[Data records]
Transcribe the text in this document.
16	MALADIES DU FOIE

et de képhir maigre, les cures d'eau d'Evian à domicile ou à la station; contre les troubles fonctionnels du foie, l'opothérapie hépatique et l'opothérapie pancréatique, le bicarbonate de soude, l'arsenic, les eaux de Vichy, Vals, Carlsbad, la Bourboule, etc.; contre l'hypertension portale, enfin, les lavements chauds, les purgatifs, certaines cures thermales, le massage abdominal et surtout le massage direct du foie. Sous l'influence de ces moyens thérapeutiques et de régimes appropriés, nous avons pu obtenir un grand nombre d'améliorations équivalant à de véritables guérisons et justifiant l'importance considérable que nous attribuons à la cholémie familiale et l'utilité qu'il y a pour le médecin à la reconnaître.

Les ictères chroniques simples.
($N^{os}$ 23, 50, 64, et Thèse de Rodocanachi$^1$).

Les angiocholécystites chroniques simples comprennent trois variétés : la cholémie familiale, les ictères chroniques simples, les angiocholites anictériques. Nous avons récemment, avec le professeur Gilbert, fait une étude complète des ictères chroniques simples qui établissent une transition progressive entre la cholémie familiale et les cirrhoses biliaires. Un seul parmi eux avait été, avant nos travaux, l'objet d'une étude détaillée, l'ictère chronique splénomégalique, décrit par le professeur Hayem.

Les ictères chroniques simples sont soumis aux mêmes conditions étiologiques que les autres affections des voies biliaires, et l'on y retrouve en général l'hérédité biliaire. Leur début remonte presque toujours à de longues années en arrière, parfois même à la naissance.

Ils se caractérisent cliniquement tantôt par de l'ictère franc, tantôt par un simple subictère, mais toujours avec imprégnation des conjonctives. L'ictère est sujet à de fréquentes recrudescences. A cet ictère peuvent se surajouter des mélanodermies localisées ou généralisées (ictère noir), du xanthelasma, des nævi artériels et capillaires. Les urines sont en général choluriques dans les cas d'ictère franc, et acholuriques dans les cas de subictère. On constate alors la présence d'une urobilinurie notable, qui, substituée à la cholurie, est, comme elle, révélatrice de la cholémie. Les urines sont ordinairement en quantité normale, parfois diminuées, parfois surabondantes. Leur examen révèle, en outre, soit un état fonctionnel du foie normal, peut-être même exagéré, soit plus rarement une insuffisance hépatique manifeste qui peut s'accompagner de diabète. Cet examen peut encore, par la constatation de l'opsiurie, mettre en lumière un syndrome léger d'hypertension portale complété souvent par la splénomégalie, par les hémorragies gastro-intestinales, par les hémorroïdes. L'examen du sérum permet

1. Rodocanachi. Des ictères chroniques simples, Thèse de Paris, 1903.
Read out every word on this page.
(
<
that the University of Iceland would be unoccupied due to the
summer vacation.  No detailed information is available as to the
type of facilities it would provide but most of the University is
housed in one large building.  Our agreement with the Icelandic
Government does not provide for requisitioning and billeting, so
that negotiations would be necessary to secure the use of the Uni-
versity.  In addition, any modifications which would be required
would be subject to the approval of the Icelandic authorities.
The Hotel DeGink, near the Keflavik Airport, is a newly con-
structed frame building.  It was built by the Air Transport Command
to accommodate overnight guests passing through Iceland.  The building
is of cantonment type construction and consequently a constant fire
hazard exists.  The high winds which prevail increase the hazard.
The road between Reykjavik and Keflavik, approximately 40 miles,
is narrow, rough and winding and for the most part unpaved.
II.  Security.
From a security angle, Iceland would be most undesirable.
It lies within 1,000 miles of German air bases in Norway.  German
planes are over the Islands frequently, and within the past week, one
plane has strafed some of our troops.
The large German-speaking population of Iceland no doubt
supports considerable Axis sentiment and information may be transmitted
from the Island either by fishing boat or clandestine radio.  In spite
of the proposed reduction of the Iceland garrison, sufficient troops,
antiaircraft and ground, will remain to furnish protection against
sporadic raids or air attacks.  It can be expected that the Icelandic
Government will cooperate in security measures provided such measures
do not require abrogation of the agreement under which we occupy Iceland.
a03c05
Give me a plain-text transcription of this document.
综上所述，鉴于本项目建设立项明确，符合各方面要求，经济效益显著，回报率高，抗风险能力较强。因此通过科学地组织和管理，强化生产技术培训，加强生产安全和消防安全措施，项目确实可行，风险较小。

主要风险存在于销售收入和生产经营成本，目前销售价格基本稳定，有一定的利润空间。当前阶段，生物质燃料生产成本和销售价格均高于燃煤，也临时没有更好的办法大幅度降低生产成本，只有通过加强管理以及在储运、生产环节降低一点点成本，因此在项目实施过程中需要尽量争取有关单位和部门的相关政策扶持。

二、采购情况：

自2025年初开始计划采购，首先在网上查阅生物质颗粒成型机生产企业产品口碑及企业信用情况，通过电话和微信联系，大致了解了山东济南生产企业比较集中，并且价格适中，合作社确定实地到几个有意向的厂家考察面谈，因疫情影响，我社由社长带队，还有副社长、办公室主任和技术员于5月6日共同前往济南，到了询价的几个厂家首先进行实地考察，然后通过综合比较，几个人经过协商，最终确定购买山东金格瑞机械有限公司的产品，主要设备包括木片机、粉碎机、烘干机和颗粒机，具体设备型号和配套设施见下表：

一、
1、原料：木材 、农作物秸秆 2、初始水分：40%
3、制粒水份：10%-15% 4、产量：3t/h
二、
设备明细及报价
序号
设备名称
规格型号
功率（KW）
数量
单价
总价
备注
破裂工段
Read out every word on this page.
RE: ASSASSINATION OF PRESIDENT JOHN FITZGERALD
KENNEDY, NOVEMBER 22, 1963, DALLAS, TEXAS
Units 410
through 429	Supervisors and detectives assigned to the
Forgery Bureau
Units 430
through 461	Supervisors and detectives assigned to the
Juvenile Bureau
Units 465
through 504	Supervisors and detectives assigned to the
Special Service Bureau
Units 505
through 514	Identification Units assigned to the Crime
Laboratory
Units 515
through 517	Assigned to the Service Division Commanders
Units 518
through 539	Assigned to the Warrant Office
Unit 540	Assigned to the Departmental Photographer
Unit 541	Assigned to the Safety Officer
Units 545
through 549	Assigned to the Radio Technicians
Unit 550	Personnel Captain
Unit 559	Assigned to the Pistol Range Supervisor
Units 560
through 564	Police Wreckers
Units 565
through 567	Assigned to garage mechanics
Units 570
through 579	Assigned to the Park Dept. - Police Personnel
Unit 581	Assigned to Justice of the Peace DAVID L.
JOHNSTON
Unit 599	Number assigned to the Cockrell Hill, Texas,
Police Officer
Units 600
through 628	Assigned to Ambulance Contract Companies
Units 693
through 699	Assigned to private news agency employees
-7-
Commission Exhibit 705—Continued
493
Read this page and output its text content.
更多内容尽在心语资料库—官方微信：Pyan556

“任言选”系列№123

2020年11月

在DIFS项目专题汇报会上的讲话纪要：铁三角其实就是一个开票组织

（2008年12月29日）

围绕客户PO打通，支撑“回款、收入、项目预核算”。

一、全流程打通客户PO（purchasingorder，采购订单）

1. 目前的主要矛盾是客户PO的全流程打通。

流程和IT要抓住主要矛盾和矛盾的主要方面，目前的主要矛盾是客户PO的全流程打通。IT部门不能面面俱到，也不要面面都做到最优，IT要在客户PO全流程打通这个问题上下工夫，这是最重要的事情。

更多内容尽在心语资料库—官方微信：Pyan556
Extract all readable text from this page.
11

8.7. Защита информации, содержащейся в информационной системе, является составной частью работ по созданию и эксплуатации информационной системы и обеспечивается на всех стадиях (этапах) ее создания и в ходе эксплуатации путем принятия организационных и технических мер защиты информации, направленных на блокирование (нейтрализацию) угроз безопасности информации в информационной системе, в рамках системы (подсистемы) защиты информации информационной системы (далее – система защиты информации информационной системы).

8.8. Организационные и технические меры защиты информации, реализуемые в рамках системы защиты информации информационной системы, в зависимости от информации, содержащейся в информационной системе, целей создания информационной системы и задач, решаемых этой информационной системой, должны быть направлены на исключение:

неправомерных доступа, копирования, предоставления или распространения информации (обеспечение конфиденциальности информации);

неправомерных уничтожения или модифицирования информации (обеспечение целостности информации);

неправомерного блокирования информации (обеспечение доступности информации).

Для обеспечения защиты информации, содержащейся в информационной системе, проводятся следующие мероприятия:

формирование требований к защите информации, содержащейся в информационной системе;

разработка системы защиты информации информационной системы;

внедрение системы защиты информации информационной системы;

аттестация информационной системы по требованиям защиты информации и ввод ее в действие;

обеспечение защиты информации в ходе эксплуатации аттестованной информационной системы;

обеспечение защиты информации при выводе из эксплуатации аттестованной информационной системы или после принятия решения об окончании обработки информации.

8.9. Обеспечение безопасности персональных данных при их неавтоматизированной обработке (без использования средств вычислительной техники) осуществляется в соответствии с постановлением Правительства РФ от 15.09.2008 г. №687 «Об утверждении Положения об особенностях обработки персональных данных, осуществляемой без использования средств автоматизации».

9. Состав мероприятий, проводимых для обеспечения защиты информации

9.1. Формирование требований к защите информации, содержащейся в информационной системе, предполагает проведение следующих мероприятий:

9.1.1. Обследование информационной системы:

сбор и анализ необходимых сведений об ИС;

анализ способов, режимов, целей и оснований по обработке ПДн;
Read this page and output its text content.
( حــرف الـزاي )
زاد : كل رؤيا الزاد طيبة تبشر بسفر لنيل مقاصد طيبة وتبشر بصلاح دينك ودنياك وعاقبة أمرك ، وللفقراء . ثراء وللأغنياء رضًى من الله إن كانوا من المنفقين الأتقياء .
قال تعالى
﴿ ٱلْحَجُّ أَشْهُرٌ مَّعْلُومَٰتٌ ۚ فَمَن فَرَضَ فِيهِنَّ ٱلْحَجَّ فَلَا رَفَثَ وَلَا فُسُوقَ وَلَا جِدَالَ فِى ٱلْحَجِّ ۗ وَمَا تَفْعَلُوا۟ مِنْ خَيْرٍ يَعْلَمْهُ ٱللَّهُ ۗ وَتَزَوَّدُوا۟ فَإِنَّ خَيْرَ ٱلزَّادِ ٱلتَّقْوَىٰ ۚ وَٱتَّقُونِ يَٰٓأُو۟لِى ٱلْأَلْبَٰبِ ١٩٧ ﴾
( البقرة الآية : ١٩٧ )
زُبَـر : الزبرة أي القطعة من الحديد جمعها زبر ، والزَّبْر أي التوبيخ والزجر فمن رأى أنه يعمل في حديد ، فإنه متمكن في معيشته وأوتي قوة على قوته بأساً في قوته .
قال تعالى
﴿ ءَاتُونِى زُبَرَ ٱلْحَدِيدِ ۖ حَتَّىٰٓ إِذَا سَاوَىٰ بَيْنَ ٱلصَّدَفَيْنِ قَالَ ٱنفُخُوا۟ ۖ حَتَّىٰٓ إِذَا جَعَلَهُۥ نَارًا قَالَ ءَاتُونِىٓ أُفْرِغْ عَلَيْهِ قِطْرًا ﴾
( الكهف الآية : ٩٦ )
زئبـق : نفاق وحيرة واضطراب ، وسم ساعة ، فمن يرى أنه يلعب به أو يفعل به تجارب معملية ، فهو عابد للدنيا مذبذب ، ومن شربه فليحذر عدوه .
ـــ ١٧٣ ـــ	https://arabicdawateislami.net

> _PROBLEM REQUIREMENTS_: Scan the records above for the string "Rodocanachi", then select every line that holds it.

> _WORKED ANSWER_:
($N^{os}$ 23, 50, 64, et Thèse de Rodocanachi$^1$).
1. Rodocanachi. Des ictères chroniques simples, Thèse de Paris, 1903.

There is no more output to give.